Supplied data:
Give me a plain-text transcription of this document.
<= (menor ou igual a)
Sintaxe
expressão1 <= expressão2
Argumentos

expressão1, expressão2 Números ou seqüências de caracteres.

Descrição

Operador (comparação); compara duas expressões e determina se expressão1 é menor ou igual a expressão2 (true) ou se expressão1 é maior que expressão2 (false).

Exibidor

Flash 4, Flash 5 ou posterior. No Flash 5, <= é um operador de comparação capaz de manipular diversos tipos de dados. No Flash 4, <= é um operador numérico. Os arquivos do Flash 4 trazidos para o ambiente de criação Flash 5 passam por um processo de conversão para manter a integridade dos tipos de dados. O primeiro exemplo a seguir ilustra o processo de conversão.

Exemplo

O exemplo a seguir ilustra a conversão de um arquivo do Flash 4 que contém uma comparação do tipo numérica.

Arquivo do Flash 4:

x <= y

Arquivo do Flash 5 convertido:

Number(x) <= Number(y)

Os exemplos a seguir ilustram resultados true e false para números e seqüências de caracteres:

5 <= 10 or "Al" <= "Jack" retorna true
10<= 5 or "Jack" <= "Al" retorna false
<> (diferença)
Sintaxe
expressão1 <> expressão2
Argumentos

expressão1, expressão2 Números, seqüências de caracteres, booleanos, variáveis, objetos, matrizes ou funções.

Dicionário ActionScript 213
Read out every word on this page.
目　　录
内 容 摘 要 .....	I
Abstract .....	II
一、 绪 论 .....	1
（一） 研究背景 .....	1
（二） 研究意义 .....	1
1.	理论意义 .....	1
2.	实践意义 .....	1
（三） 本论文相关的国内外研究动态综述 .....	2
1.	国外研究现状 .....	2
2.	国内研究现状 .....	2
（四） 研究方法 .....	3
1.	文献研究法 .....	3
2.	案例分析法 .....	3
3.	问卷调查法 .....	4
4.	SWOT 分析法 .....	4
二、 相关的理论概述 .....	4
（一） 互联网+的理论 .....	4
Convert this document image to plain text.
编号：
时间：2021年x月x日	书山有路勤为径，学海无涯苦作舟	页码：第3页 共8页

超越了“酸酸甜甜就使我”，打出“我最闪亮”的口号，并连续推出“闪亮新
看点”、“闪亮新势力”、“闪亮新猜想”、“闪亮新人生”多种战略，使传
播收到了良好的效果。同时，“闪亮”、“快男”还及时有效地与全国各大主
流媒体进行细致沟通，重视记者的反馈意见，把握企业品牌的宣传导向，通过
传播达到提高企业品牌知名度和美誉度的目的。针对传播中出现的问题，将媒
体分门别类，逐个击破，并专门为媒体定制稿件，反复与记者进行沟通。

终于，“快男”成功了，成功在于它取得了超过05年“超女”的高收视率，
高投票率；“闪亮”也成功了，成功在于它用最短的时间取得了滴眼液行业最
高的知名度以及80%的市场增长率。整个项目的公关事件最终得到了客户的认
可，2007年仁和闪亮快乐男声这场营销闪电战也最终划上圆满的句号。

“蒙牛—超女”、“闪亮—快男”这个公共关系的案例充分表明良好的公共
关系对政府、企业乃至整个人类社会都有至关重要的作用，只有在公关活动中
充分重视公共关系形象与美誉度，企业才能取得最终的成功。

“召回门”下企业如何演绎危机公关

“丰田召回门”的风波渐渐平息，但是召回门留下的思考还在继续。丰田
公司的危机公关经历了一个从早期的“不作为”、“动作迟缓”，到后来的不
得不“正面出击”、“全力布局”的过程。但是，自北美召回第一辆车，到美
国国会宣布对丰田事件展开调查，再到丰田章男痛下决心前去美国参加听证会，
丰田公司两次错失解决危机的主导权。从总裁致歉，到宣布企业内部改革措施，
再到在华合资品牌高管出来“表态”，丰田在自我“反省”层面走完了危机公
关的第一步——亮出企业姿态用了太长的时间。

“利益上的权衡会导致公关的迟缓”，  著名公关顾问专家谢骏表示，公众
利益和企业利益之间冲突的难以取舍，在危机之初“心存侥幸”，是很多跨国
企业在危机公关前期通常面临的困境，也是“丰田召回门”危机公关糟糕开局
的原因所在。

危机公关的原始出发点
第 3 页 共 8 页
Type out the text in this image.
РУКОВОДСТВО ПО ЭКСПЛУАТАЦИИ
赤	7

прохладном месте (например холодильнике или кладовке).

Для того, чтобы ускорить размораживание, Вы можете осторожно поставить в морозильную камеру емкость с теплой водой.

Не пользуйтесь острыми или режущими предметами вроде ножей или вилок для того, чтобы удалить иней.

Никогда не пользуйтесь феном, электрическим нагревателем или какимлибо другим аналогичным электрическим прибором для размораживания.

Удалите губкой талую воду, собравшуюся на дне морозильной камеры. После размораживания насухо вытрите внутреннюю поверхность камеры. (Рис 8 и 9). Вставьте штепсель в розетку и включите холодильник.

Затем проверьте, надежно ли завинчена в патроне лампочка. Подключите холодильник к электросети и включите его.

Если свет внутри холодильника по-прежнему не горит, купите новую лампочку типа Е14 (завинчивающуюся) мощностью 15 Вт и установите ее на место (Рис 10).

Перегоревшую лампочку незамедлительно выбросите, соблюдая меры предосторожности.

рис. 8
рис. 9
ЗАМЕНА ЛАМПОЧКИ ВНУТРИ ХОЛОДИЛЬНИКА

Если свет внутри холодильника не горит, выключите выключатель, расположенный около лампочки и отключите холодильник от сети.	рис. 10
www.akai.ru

Task statement: Scan the material and collect every line that contains "retorna".

Final result:
5 <= 10 or "Al" <= "Jack" retorna true
10<= 5 or "Jack" <= "Al" retorna false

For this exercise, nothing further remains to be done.